Segment Start: EXERCISE MATERIALS

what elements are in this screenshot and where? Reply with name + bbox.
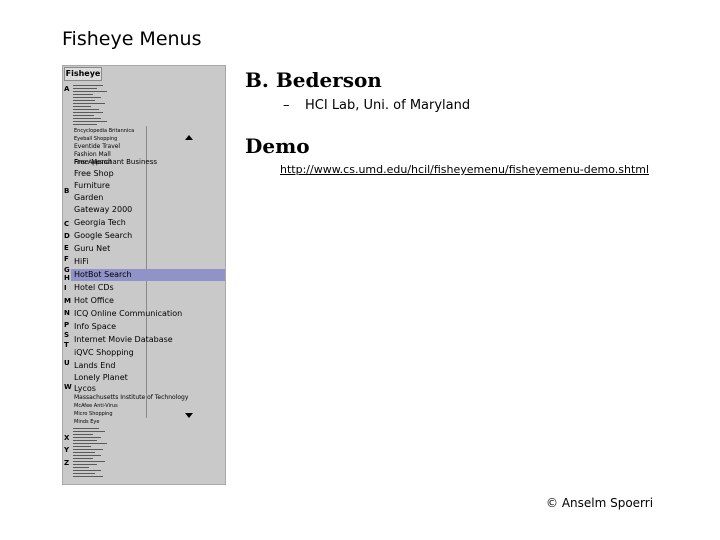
index-letter-g[interactable]: G bbox=[64, 266, 70, 274]
menu-item[interactable]: Free Shop bbox=[71, 168, 225, 180]
index-letter-y[interactable]: Y bbox=[64, 446, 69, 454]
index-letter-e[interactable]: E bbox=[64, 244, 69, 252]
menu-item[interactable]: Furniture bbox=[71, 180, 225, 192]
index-letter-s[interactable]: S bbox=[64, 331, 69, 339]
index-letter-z[interactable]: Z bbox=[64, 459, 69, 467]
index-letter-a[interactable]: A bbox=[64, 85, 69, 93]
menu-item[interactable]: Gateway 2000 bbox=[71, 204, 225, 216]
menu-item[interactable]: McAfee Anti-Virus bbox=[71, 402, 225, 410]
bullet-heading-author: B. Bederson bbox=[245, 68, 382, 92]
index-letter-t[interactable]: T bbox=[64, 341, 69, 349]
index-letter-p[interactable]: P bbox=[64, 321, 69, 329]
menu-item[interactable]: Lands End bbox=[71, 360, 225, 372]
menu-item[interactable]: HiFi bbox=[71, 256, 225, 268]
menu-item[interactable]: Eyeball Shopping bbox=[71, 135, 225, 143]
menu-item[interactable]: Hot Office bbox=[71, 295, 225, 307]
menu-item[interactable]: Guru Net bbox=[71, 243, 225, 255]
index-letter-h[interactable]: H bbox=[64, 274, 70, 282]
menu-item-selected[interactable]: HotBot Search bbox=[71, 269, 225, 281]
index-letter-f[interactable]: F bbox=[64, 255, 69, 263]
menu-item[interactable]: Georgia Tech bbox=[71, 217, 225, 229]
sub-bullet-dash: – bbox=[283, 98, 290, 113]
index-letter-c[interactable]: C bbox=[64, 220, 69, 228]
menu-item[interactable]: Encyclopedia Britannica bbox=[71, 127, 225, 135]
menu-item[interactable]: ICQ Online Communication bbox=[71, 308, 225, 320]
slide-title: Fisheye Menus bbox=[62, 28, 202, 50]
menu-item[interactable]: Eventide Travel bbox=[71, 143, 225, 151]
menu-item[interactable]: Free Merchant Business bbox=[71, 156, 225, 168]
menu-item[interactable]: Minds Eye bbox=[71, 418, 225, 426]
menu-item[interactable]: Hotel CDs bbox=[71, 282, 225, 294]
index-letter-b[interactable]: B bbox=[64, 187, 69, 195]
menu-item[interactable]: iQVC Shopping bbox=[71, 347, 225, 359]
menu-item[interactable]: Garden bbox=[71, 192, 225, 204]
menu-item[interactable]: Internet Movie Database bbox=[71, 334, 225, 346]
index-letter-d[interactable]: D bbox=[64, 232, 70, 240]
index-letter-i[interactable]: I bbox=[64, 284, 67, 292]
menu-header[interactable]: Fisheye bbox=[64, 67, 102, 81]
index-letter-n[interactable]: N bbox=[64, 309, 70, 317]
bullet-heading-demo: Demo bbox=[245, 134, 310, 158]
fisheye-menu-screenshot: Fisheye A B C D E F G H I M N P S T U W … bbox=[62, 65, 226, 485]
copyright-footer: © Anselm Spoerri bbox=[546, 496, 654, 510]
sub-bullet-affiliation: HCI Lab, Uni. of Maryland bbox=[305, 98, 471, 113]
index-letter-x[interactable]: X bbox=[64, 434, 69, 442]
menu-item[interactable]: Micro Shopping bbox=[71, 410, 225, 418]
menu-item[interactable]: Info Space bbox=[71, 321, 225, 333]
menu-item[interactable]: Google Search bbox=[71, 230, 225, 242]
demo-link[interactable]: http://www.cs.umd.edu/hcil/fisheyemenu/f… bbox=[280, 163, 649, 176]
index-letter-m[interactable]: M bbox=[64, 297, 71, 305]
index-letter-u[interactable]: U bbox=[64, 359, 70, 367]
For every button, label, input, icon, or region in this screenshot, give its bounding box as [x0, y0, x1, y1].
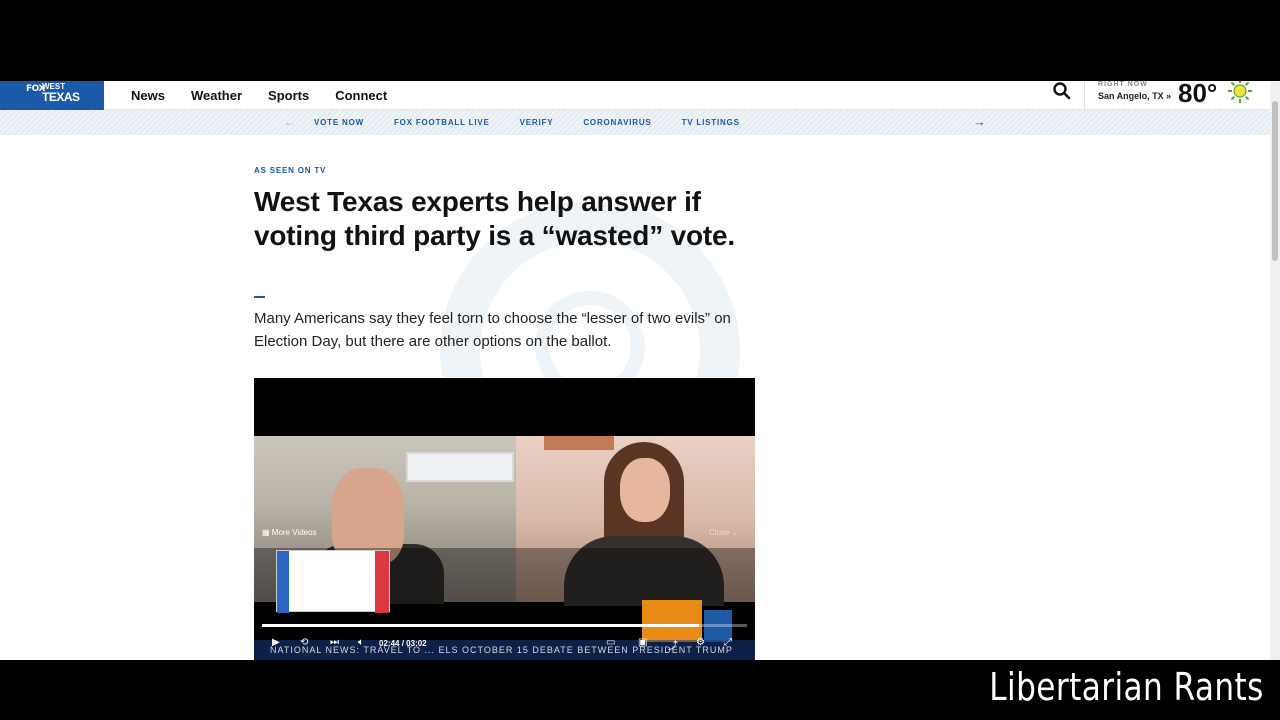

Segment End: EXERCISE MATERIALS

PROBLEM TO WORK ON.
If an entry holds a picture, skip the picture and print the rest of the data exactly.

PROBLEM SOLUTION.
what elements are in this screenshot and where? Reply with name + bbox.
index-letter-g[interactable]: G bbox=[64, 266, 70, 274]
menu-item[interactable]: Free Shop bbox=[71, 168, 225, 180]
index-letter-y[interactable]: Y bbox=[64, 446, 69, 454]
index-letter-e[interactable]: E bbox=[64, 244, 69, 252]
menu-item[interactable]: Furniture bbox=[71, 180, 225, 192]
index-letter-s[interactable]: S bbox=[64, 331, 69, 339]
index-letter-z[interactable]: Z bbox=[64, 459, 69, 467]
index-letter-a[interactable]: A bbox=[64, 85, 69, 93]
menu-item[interactable]: Gateway 2000 bbox=[71, 204, 225, 216]
menu-item[interactable]: McAfee Anti-Virus bbox=[71, 402, 225, 410]
bullet-heading-author: B. Bederson bbox=[245, 68, 382, 92]
index-letter-t[interactable]: T bbox=[64, 341, 69, 349]
index-letter-p[interactable]: P bbox=[64, 321, 69, 329]
menu-item[interactable]: Lands End bbox=[71, 360, 225, 372]
menu-item[interactable]: HiFi bbox=[71, 256, 225, 268]
menu-item[interactable]: Eyeball Shopping bbox=[71, 135, 225, 143]
menu-item[interactable]: Hot Office bbox=[71, 295, 225, 307]
menu-item[interactable]: Guru Net bbox=[71, 243, 225, 255]
index-letter-h[interactable]: H bbox=[64, 274, 70, 282]
menu-item-selected[interactable]: HotBot Search bbox=[71, 269, 225, 281]
index-letter-f[interactable]: F bbox=[64, 255, 69, 263]
menu-item[interactable]: Georgia Tech bbox=[71, 217, 225, 229]
sub-bullet-dash: – bbox=[283, 98, 290, 113]
index-letter-c[interactable]: C bbox=[64, 220, 69, 228]
menu-item[interactable]: Encyclopedia Britannica bbox=[71, 127, 225, 135]
menu-item[interactable]: ICQ Online Communication bbox=[71, 308, 225, 320]
slide-title: Fisheye Menus bbox=[62, 28, 202, 50]
menu-item[interactable]: Eventide Travel bbox=[71, 143, 225, 151]
menu-item[interactable]: Free Merchant Business bbox=[71, 156, 225, 168]
menu-item[interactable]: Minds Eye bbox=[71, 418, 225, 426]
menu-item[interactable]: Hotel CDs bbox=[71, 282, 225, 294]
index-letter-b[interactable]: B bbox=[64, 187, 69, 195]
menu-item[interactable]: iQVC Shopping bbox=[71, 347, 225, 359]
menu-item[interactable]: Garden bbox=[71, 192, 225, 204]
menu-item[interactable]: Internet Movie Database bbox=[71, 334, 225, 346]
index-letter-d[interactable]: D bbox=[64, 232, 70, 240]
index-letter-i[interactable]: I bbox=[64, 284, 67, 292]
menu-header[interactable]: Fisheye bbox=[64, 67, 102, 81]
index-letter-n[interactable]: N bbox=[64, 309, 70, 317]
bullet-heading-demo: Demo bbox=[245, 134, 310, 158]
fisheye-menu-screenshot: Fisheye A B C D E F G H I M N P S T U W … bbox=[62, 65, 226, 485]
copyright-footer: © Anselm Spoerri bbox=[546, 496, 654, 510]
sub-bullet-affiliation: HCI Lab, Uni. of Maryland bbox=[305, 98, 471, 113]
index-letter-x[interactable]: X bbox=[64, 434, 69, 442]
menu-item[interactable]: Micro Shopping bbox=[71, 410, 225, 418]
menu-item[interactable]: Info Space bbox=[71, 321, 225, 333]
menu-item[interactable]: Google Search bbox=[71, 230, 225, 242]
demo-link[interactable]: http://www.cs.umd.edu/hcil/fisheyemenu/f… bbox=[280, 163, 649, 176]
index-letter-m[interactable]: M bbox=[64, 297, 71, 305]
index-letter-u[interactable]: U bbox=[64, 359, 70, 367]
For every button, label, input, icon, or region in this screenshot, give its bounding box as [x0, y0, x1, y1].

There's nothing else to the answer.